**EXERCISE**
Restate the entries below verbatim.

══════════

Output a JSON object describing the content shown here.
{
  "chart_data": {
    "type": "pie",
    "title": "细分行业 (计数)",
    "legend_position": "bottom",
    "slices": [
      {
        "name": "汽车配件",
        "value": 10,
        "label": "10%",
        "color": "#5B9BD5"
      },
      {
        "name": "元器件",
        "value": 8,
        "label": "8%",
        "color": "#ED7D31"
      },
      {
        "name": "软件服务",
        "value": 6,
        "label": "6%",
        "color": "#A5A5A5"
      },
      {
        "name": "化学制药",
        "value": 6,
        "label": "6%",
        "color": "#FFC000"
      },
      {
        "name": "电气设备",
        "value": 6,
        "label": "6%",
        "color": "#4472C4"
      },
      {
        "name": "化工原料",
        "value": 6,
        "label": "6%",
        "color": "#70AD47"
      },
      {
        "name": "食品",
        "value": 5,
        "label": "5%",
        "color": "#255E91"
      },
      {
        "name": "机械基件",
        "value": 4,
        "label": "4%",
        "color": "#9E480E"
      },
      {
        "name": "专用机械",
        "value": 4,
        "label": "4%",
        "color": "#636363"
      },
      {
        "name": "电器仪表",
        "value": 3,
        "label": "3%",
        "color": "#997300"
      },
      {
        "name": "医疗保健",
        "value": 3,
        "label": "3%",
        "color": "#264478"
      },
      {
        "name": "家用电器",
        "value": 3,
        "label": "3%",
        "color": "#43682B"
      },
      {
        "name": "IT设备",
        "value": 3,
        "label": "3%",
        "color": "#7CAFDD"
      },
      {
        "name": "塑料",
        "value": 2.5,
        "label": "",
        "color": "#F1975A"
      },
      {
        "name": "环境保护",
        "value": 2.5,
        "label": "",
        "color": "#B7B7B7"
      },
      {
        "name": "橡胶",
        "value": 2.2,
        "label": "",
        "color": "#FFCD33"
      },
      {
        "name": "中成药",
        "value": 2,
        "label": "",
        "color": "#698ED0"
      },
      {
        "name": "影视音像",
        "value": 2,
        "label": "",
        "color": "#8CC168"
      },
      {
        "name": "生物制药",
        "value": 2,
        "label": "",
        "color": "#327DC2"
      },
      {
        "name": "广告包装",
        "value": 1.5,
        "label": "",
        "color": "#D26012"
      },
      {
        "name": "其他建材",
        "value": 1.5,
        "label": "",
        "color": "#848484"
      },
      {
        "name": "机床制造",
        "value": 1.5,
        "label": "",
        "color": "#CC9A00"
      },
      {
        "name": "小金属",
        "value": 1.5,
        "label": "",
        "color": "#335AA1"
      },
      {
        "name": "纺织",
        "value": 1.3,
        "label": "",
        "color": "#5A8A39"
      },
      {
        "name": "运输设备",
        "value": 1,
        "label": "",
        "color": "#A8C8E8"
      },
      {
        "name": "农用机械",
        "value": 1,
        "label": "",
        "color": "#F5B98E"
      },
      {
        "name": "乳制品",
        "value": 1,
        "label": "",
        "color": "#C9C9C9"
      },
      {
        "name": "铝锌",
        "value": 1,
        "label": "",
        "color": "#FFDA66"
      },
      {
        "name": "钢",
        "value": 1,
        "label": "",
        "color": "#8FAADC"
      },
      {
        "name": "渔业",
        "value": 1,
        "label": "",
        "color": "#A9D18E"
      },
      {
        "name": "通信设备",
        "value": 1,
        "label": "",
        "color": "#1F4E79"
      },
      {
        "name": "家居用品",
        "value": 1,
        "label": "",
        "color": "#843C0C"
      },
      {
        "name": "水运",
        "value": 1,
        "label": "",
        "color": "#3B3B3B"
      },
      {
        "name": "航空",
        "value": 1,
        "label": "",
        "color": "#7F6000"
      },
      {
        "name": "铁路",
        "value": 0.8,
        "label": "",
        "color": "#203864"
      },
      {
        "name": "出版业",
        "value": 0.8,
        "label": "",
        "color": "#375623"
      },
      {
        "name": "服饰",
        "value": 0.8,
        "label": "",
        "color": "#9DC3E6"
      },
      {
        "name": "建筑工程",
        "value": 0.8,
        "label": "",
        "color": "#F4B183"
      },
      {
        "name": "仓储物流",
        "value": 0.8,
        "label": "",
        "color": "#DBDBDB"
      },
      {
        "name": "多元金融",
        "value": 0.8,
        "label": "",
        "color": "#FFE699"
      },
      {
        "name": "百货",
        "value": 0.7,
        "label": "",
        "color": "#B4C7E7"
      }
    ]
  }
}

══════════

**REPLY**
Output a JSON object describing the content shown here.
{
  "chart_data": {
    "type": "pie",
    "title": "细分行业 (计数)",
    "legend_position": "bottom",
    "slices": [
      {
        "name": "汽车配件",
        "value": 10,
        "label": "10%",
        "color": "#5B9BD5"
      },
      {
        "name": "元器件",
        "value": 8,
        "label": "8%",
        "color": "#ED7D31"
      },
      {
        "name": "软件服务",
        "value": 6,
        "label": "6%",
        "color": "#A5A5A5"
      },
      {
        "name": "化学制药",
        "value": 6,
        "label": "6%",
        "color": "#FFC000"
      },
      {
        "name": "电气设备",
        "value": 6,
        "label": "6%",
        "color": "#4472C4"
      },
      {
        "name": "化工原料",
        "value": 6,
        "label": "6%",
        "color": "#70AD47"
      },
      {
        "name": "食品",
        "value": 5,
        "label": "5%",
        "color": "#255E91"
      },
      {
        "name": "机械基件",
        "value": 4,
        "label": "4%",
        "color": "#9E480E"
      },
      {
        "name": "专用机械",
        "value": 4,
        "label": "4%",
        "color": "#636363"
      },
      {
        "name": "电器仪表",
        "value": 3,
        "label": "3%",
        "color": "#997300"
      },
      {
        "name": "医疗保健",
        "value": 3,
        "label": "3%",
        "color": "#264478"
      },
      {
        "name": "家用电器",
        "value": 3,
        "label": "3%",
        "color": "#43682B"
      },
      {
        "name": "IT设备",
        "value": 3,
        "label": "3%",
        "color": "#7CAFDD"
      },
      {
        "name": "塑料",
        "value": 2.5,
        "label": "",
        "color": "#F1975A"
      },
      {
        "name": "环境保护",
        "value": 2.5,
        "label": "",
        "color": "#B7B7B7"
      },
      {
        "name": "橡胶",
        "value": 2.2,
        "label": "",
        "color": "#FFCD33"
      },
      {
        "name": "中成药",
        "value": 2,
        "label": "",
        "color": "#698ED0"
      },
      {
        "name": "影视音像",
        "value": 2,
        "label": "",
        "color": "#8CC168"
      },
      {
        "name": "生物制药",
        "value": 2,
        "label": "",
        "color": "#327DC2"
      },
      {
        "name": "广告包装",
        "value": 1.5,
        "label": "",
        "color": "#D26012"
      },
      {
        "name": "其他建材",
        "value": 1.5,
        "label": "",
        "color": "#848484"
      },
      {
        "name": "机床制造",
        "value": 1.5,
        "label": "",
        "color": "#CC9A00"
      },
      {
        "name": "小金属",
        "value": 1.5,
        "label": "",
        "color": "#335AA1"
      },
      {
        "name": "纺织",
        "value": 1.3,
        "label": "",
        "color": "#5A8A39"
      },
      {
        "name": "运输设备",
        "value": 1,
        "label": "",
        "color": "#A8C8E8"
      },
      {
        "name": "农用机械",
        "value": 1,
        "label": "",
        "color": "#F5B98E"
      },
      {
        "name": "乳制品",
        "value": 1,
        "label": "",
        "color": "#C9C9C9"
      },
      {
        "name": "铝锌",
        "value": 1,
        "label": "",
        "color": "#FFDA66"
      },
      {
        "name": "钢",
        "value": 1,
        "label": "",
        "color": "#8FAADC"
      },
      {
        "name": "渔业",
        "value": 1,
        "label": "",
        "color": "#A9D18E"
      },
      {
        "name": "通信设备",
        "value": 1,
        "label": "",
        "color": "#1F4E79"
      },
      {
        "name": "家居用品",
        "value": 1,
        "label": "",
        "color": "#843C0C"
      },
      {
        "name": "水运",
        "value": 1,
        "label": "",
        "color": "#3B3B3B"
      },
      {
        "name": "航空",
        "value": 1,
        "label": "",
        "color": "#7F6000"
      },
      {
        "name": "铁路",
        "value": 0.8,
        "label": "",
        "color": "#203864"
      },
      {
        "name": "出版业",
        "value": 0.8,
        "label": "",
        "color": "#375623"
      },
      {
        "name": "服饰",
        "value": 0.8,
        "label": "",
        "color": "#9DC3E6"
      },
      {
        "name": "建筑工程",
        "value": 0.8,
        "label": "",
        "color": "#F4B183"
      },
      {
        "name": "仓储物流",
        "value": 0.8,
        "label": "",
        "color": "#DBDBDB"
      },
      {
        "name": "多元金融",
        "value": 0.8,
        "label": "",
        "color": "#FFE699"
      },
      {
        "name": "百货",
        "value": 0.7,
        "label": "",
        "color": "#B4C7E7"
      }
    ]
  }
}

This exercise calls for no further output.